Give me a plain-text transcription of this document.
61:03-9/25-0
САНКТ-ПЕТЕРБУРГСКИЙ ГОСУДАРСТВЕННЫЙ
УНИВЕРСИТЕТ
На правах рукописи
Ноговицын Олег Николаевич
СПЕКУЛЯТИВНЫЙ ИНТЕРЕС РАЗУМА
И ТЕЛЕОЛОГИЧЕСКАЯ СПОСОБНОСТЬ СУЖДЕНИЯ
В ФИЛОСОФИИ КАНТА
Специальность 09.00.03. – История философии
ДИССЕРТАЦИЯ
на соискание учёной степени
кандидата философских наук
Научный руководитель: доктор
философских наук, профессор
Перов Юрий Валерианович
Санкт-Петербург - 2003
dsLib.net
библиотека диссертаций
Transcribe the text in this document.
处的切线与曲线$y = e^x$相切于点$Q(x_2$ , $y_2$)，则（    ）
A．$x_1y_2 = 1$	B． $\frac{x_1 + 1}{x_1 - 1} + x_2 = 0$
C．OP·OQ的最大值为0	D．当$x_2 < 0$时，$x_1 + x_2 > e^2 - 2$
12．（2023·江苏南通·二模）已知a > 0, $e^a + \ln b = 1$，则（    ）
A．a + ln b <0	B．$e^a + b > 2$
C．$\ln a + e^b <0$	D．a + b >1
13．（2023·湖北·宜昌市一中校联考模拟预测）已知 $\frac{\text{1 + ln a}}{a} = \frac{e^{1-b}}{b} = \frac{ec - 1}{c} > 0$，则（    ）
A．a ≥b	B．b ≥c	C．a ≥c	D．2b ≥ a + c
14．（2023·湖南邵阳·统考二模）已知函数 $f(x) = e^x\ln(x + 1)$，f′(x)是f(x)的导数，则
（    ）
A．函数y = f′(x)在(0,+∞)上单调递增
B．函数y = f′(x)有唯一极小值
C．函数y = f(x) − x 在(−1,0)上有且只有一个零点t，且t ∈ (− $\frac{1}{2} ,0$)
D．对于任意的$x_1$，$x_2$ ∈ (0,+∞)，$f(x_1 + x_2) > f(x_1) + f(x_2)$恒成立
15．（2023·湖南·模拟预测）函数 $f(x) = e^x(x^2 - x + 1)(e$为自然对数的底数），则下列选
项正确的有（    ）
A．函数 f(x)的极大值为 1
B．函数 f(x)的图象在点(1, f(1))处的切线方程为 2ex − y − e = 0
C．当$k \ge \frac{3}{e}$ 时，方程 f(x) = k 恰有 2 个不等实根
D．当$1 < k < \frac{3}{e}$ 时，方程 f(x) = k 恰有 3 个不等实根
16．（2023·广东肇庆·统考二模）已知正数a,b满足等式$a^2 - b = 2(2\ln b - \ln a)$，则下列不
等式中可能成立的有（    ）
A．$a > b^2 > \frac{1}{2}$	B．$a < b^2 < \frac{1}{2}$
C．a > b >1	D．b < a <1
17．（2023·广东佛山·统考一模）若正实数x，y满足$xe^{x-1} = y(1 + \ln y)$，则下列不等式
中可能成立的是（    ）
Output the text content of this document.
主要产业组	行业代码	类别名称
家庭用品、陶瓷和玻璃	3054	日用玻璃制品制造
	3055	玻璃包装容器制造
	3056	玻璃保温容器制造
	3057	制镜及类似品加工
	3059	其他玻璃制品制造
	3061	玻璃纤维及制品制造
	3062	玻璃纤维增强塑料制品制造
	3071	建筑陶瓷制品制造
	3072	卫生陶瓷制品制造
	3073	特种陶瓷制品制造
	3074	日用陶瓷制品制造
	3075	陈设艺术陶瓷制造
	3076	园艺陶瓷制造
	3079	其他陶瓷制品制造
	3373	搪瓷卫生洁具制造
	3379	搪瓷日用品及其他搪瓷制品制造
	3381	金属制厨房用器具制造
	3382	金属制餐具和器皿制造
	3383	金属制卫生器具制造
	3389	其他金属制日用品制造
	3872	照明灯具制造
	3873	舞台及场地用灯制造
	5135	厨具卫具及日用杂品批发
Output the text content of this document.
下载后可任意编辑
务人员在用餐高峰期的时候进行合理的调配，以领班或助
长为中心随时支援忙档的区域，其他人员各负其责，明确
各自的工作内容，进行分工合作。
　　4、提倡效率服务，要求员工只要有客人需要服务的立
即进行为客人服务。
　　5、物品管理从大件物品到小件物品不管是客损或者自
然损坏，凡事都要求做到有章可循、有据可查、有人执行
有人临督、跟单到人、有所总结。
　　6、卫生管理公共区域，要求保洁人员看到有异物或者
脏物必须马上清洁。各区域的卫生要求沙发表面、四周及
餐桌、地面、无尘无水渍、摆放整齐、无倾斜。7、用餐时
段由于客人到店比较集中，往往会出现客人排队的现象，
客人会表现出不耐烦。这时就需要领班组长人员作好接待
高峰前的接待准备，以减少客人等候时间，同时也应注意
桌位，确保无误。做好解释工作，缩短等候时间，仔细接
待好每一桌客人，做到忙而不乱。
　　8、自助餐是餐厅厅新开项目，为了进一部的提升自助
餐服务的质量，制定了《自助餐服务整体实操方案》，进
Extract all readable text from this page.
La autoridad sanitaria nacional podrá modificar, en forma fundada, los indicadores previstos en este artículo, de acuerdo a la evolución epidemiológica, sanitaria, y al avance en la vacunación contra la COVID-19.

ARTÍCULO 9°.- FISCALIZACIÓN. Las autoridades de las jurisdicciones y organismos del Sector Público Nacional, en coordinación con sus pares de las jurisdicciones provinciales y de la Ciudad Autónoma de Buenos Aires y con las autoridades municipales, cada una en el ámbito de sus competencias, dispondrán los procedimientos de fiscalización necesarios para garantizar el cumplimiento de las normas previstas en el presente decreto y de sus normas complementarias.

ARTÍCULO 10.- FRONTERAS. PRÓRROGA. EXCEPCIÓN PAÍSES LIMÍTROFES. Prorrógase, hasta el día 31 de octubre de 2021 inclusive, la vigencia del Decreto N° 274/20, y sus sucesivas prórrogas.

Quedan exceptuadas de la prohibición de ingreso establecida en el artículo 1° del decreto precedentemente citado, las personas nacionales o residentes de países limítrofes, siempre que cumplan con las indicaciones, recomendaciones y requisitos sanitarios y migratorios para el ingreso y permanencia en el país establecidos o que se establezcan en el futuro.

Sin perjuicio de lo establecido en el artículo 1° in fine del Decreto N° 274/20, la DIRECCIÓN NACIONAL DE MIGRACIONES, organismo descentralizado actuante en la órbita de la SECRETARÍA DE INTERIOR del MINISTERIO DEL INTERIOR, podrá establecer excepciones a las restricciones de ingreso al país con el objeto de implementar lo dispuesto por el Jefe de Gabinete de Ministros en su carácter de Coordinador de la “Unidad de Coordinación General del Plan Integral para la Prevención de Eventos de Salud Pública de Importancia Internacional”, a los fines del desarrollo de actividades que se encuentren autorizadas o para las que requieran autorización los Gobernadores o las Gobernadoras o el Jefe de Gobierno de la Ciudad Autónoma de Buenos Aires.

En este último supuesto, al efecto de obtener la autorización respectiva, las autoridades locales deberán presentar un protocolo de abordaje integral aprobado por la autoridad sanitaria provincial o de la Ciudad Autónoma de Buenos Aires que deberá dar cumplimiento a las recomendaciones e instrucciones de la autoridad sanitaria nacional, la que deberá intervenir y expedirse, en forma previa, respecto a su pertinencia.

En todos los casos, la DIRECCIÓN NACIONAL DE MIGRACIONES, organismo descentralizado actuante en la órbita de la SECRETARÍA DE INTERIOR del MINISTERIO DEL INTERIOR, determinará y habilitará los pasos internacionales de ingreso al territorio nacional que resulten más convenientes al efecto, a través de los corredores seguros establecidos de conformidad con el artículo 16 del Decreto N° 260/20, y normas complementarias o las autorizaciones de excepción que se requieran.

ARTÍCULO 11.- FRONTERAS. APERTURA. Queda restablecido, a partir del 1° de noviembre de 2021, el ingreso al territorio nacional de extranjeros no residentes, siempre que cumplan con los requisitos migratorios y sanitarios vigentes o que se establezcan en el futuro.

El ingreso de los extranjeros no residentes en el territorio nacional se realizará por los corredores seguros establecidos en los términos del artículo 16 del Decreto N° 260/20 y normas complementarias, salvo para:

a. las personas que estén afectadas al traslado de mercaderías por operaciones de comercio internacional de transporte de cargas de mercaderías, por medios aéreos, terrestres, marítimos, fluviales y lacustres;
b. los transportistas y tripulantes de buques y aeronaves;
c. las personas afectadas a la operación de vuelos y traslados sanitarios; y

····················

- **EXERCISE**
List every line in the records above that contains the word "normas".

- **THE COMPLETED TASK**
ARTÍCULO 9°.- FISCALIZACIÓN. Las autoridades de las jurisdicciones y organismos del Sector Público Nacional, en coordinación con sus pares de las jurisdicciones provinciales y de la Ciudad Autónoma de Buenos Aires y con las autoridades municipales, cada una en el ámbito de sus competencias, dispondrán los procedimientos de fiscalización necesarios para garantizar el cumplimiento de las normas previstas en el presente decreto y de sus normas complementarias.
En todos los casos, la DIRECCIÓN NACIONAL DE MIGRACIONES, organismo descentralizado actuante en la órbita de la SECRETARÍA DE INTERIOR del MINISTERIO DEL INTERIOR, determinará y habilitará los pasos internacionales de ingreso al territorio nacional que resulten más convenientes al efecto, a través de los corredores seguros establecidos de conformidad con el artículo 16 del Decreto N° 260/20, y normas complementarias o las autorizaciones de excepción que se requieran.
El ingreso de los extranjeros no residentes en el territorio nacional se realizará por los corredores seguros establecidos en los términos del artículo 16 del Decreto N° 260/20 y normas complementarias, salvo para:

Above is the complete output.